WHAT YOU ARE ASKED TO DO -> Emit the data below verbatim, stripping out any pictures.

* start RECORDS FOR THIS TASK *

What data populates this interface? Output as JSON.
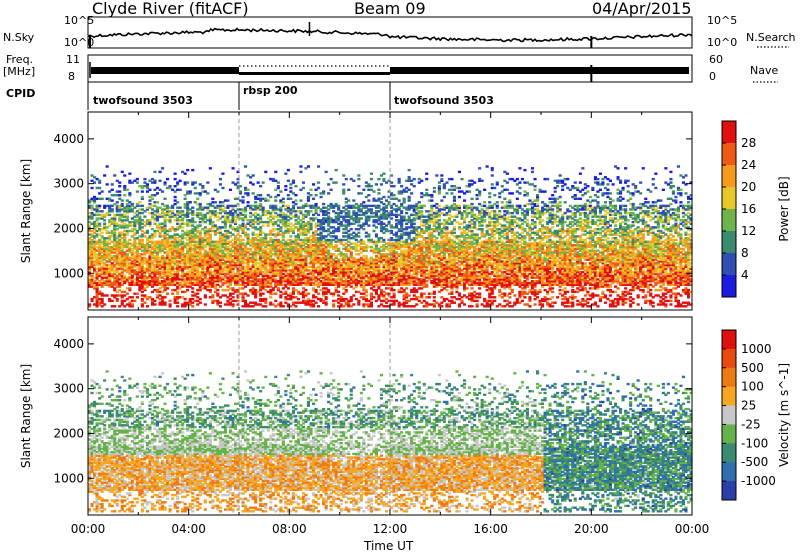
{
  "header": {
    "station": "Clyde River (fitACF)",
    "beam": "Beam 09",
    "date": "04/Apr/2015"
  },
  "panel_labels": {
    "nsky": "N.Sky",
    "freq_line1": "Freq.",
    "freq_line2": "[MHz]",
    "cpid": "CPID",
    "nsearch": "N.Search",
    "nave": "Nave"
  },
  "noise_axis": {
    "left_top": "10^5",
    "left_bottom": "10^0",
    "right_top": "10^5",
    "right_bottom": "10^0"
  },
  "freq_axis": {
    "left_top": "11",
    "left_bottom": "8",
    "right_top": "60",
    "right_bottom": "0"
  },
  "cpid_segments": [
    {
      "label": "twofsound 3503",
      "start_hour": 0,
      "end_hour": 6
    },
    {
      "label": "rbsp 200",
      "start_hour": 6,
      "end_hour": 12
    },
    {
      "label": "twofsound 3503",
      "start_hour": 12,
      "end_hour": 24
    }
  ],
  "chart_data": [
    {
      "type": "heatmap",
      "name": "power",
      "ylabel": "Slant Range [km]",
      "xlabel": "Time UT",
      "x_ticks": [
        "00:00",
        "04:00",
        "08:00",
        "12:00",
        "16:00",
        "20:00",
        "00:00"
      ],
      "y_ticks": [
        "1000",
        "2000",
        "3000",
        "4000"
      ],
      "xlim_hours": [
        0,
        24
      ],
      "ylim_km": [
        180,
        4600
      ],
      "colorbar": {
        "label": "Power [dB]",
        "ticks": [
          "4",
          "8",
          "12",
          "16",
          "20",
          "24",
          "28"
        ],
        "colors": [
          "#1c1ce0",
          "#2f4fb2",
          "#3a8a6e",
          "#6fb44a",
          "#e8c72a",
          "#f59a1e",
          "#ee5a14",
          "#e01010"
        ]
      }
    },
    {
      "type": "heatmap",
      "name": "velocity",
      "ylabel": "Slant Range [km]",
      "xlabel": "Time UT",
      "x_ticks": [
        "00:00",
        "04:00",
        "08:00",
        "12:00",
        "16:00",
        "20:00",
        "00:00"
      ],
      "y_ticks": [
        "1000",
        "2000",
        "3000",
        "4000"
      ],
      "xlim_hours": [
        0,
        24
      ],
      "ylim_km": [
        180,
        4600
      ],
      "colorbar": {
        "label": "Velocity [m s^-1]",
        "ticks": [
          "1000",
          "500",
          "100",
          "25",
          "-25",
          "-100",
          "-500",
          "-1000"
        ],
        "colors": [
          "#2a3fa8",
          "#2f6fb0",
          "#3a8a6e",
          "#66b24a",
          "#c8c8c8",
          "#f5a623",
          "#ee7a14",
          "#e84a10",
          "#e01010"
        ]
      }
    }
  ],
  "x_axis_title": "Time UT"
}
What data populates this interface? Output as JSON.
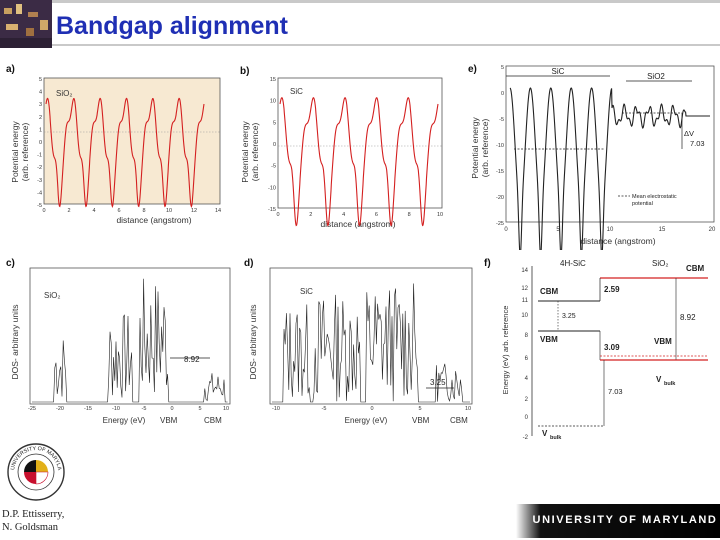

* end RECORDS FOR THIS TASK *

RESULT OF THE EXERCISE ->
What data populates this interface? Output as JSON.
{
  "header": {
    "station": "Clyde River (fitACF)",
    "beam": "Beam 09",
    "date": "04/Apr/2015"
  },
  "panel_labels": {
    "nsky": "N.Sky",
    "freq_line1": "Freq.",
    "freq_line2": "[MHz]",
    "cpid": "CPID",
    "nsearch": "N.Search",
    "nave": "Nave"
  },
  "noise_axis": {
    "left_top": "10^5",
    "left_bottom": "10^0",
    "right_top": "10^5",
    "right_bottom": "10^0"
  },
  "freq_axis": {
    "left_top": "11",
    "left_bottom": "8",
    "right_top": "60",
    "right_bottom": "0"
  },
  "cpid_segments": [
    {
      "label": "twofsound 3503",
      "start_hour": 0,
      "end_hour": 6
    },
    {
      "label": "rbsp 200",
      "start_hour": 6,
      "end_hour": 12
    },
    {
      "label": "twofsound 3503",
      "start_hour": 12,
      "end_hour": 24
    }
  ],
  "chart_data": [
    {
      "type": "heatmap",
      "name": "power",
      "ylabel": "Slant Range [km]",
      "xlabel": "Time UT",
      "x_ticks": [
        "00:00",
        "04:00",
        "08:00",
        "12:00",
        "16:00",
        "20:00",
        "00:00"
      ],
      "y_ticks": [
        "1000",
        "2000",
        "3000",
        "4000"
      ],
      "xlim_hours": [
        0,
        24
      ],
      "ylim_km": [
        180,
        4600
      ],
      "colorbar": {
        "label": "Power [dB]",
        "ticks": [
          "4",
          "8",
          "12",
          "16",
          "20",
          "24",
          "28"
        ],
        "colors": [
          "#1c1ce0",
          "#2f4fb2",
          "#3a8a6e",
          "#6fb44a",
          "#e8c72a",
          "#f59a1e",
          "#ee5a14",
          "#e01010"
        ]
      }
    },
    {
      "type": "heatmap",
      "name": "velocity",
      "ylabel": "Slant Range [km]",
      "xlabel": "Time UT",
      "x_ticks": [
        "00:00",
        "04:00",
        "08:00",
        "12:00",
        "16:00",
        "20:00",
        "00:00"
      ],
      "y_ticks": [
        "1000",
        "2000",
        "3000",
        "4000"
      ],
      "xlim_hours": [
        0,
        24
      ],
      "ylim_km": [
        180,
        4600
      ],
      "colorbar": {
        "label": "Velocity [m s^-1]",
        "ticks": [
          "1000",
          "500",
          "100",
          "25",
          "-25",
          "-100",
          "-500",
          "-1000"
        ],
        "colors": [
          "#2a3fa8",
          "#2f6fb0",
          "#3a8a6e",
          "#66b24a",
          "#c8c8c8",
          "#f5a623",
          "#ee7a14",
          "#e84a10",
          "#e01010"
        ]
      }
    }
  ],
  "x_axis_title": "Time UT"
}
What data populates this interface? Output as JSON.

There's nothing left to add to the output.